AIM OF THE EXERCISE: Pull out every line with the word "title".

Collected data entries
◆ ◆ ◆ ◆ ◆ ◆ ◆
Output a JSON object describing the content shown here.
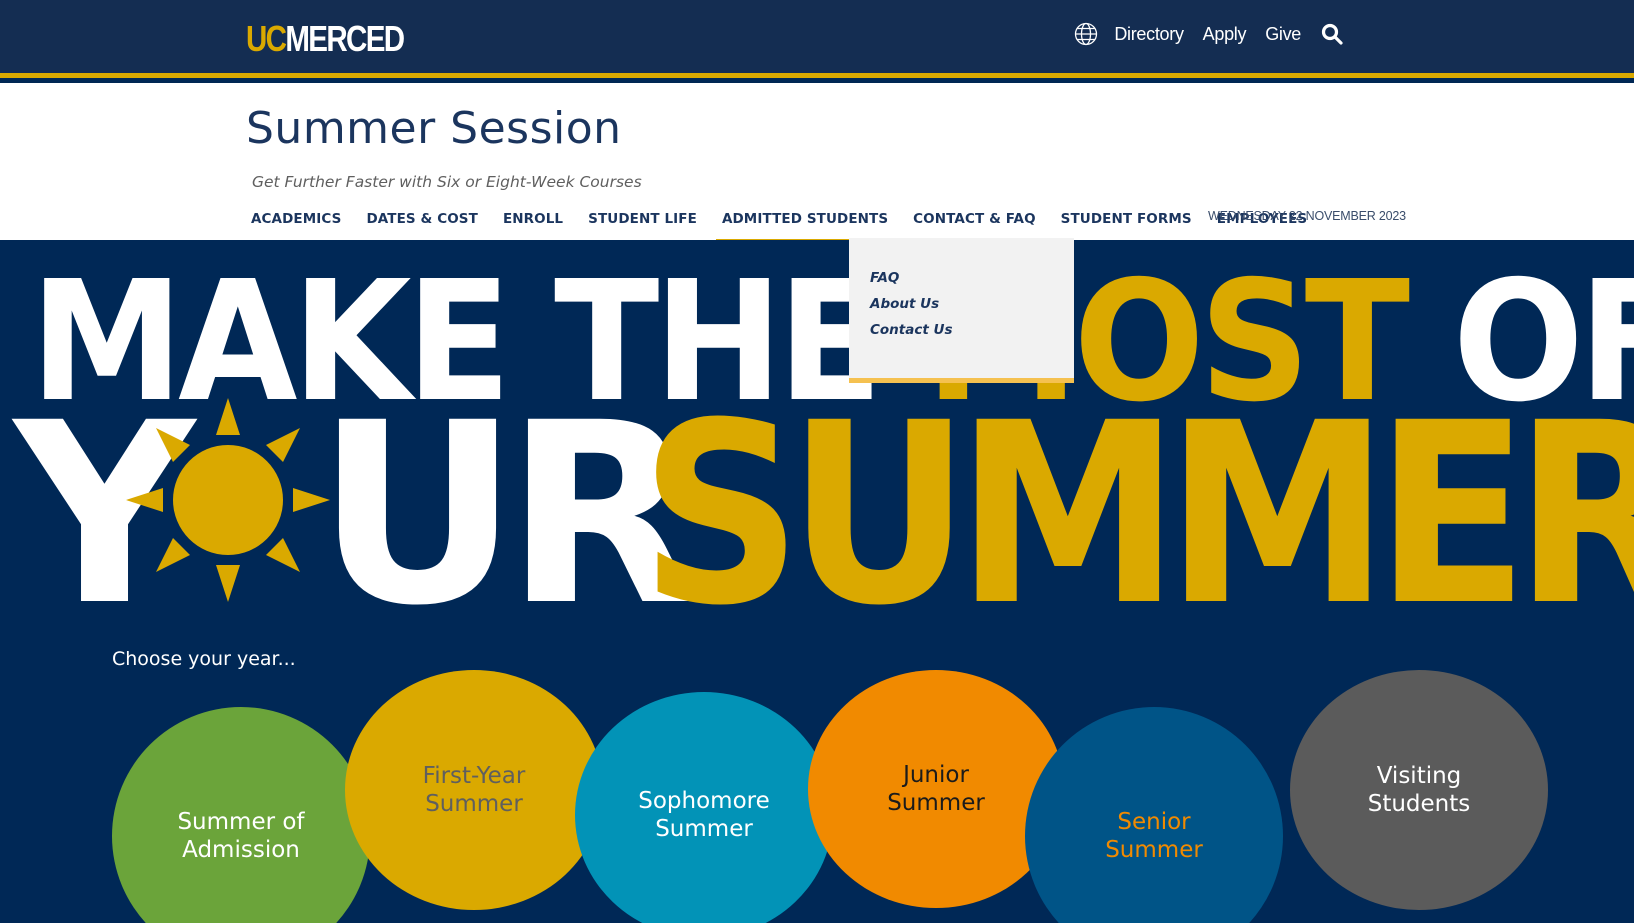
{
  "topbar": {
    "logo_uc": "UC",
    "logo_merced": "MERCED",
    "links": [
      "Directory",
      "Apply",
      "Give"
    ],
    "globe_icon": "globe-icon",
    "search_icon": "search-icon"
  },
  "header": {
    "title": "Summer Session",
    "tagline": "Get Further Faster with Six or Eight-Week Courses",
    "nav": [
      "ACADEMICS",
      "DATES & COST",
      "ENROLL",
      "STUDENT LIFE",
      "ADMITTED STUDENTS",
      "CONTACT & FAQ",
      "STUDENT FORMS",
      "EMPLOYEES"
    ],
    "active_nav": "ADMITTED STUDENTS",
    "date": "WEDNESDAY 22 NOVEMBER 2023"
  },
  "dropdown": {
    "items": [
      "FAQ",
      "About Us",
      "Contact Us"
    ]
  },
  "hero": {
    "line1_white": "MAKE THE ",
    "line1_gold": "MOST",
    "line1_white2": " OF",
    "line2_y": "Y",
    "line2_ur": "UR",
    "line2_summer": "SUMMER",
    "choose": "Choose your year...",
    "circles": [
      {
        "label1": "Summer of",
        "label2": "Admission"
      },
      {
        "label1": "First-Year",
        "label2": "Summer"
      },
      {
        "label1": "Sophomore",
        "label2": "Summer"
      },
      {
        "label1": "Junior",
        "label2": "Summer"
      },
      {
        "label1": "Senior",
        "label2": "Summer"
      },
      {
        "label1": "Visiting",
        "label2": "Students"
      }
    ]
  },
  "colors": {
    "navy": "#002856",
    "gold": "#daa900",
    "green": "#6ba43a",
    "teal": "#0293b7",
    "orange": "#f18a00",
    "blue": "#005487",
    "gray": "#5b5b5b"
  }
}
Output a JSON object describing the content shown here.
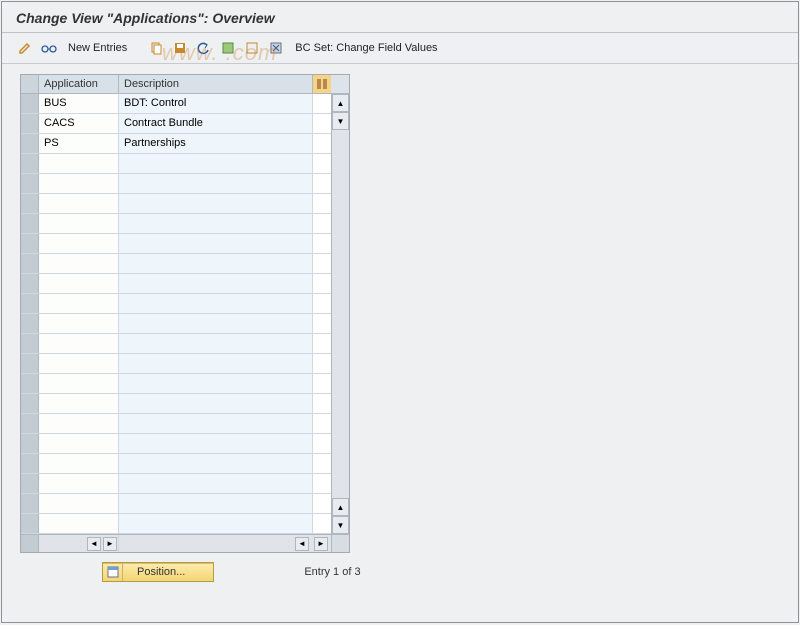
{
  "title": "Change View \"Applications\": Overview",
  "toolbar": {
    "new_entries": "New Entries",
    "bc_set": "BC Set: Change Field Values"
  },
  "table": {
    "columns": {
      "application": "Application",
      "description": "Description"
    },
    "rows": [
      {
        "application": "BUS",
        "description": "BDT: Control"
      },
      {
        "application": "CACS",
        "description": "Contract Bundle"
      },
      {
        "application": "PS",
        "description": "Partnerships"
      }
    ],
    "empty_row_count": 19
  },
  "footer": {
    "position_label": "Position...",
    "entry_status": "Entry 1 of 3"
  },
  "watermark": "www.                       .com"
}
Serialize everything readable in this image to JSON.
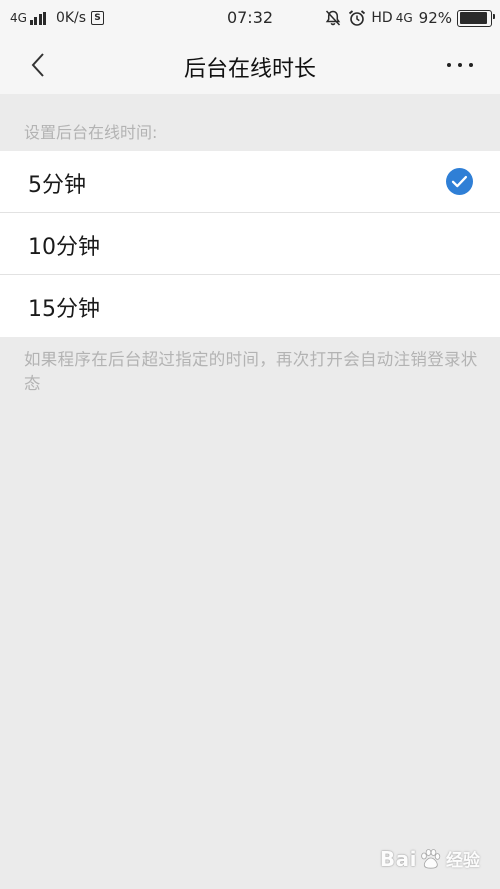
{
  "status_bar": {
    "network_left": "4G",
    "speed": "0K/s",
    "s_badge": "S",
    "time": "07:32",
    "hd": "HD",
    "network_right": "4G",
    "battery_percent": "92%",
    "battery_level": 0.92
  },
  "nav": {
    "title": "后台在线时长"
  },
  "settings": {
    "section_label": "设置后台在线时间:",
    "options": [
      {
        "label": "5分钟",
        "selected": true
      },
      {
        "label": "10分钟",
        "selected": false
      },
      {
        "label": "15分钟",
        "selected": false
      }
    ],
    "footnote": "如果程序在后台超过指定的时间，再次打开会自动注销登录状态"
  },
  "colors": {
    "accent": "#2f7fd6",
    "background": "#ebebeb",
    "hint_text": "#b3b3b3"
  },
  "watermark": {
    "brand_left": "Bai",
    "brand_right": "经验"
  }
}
◆ ◆ ◆ ◆ ◆ ◆ ◆
OUTPUT OF THE TASK:
    "title": "Summer Session",
  "title": "Change View \"Applications\": Overview",
    "title": "后台在线时长"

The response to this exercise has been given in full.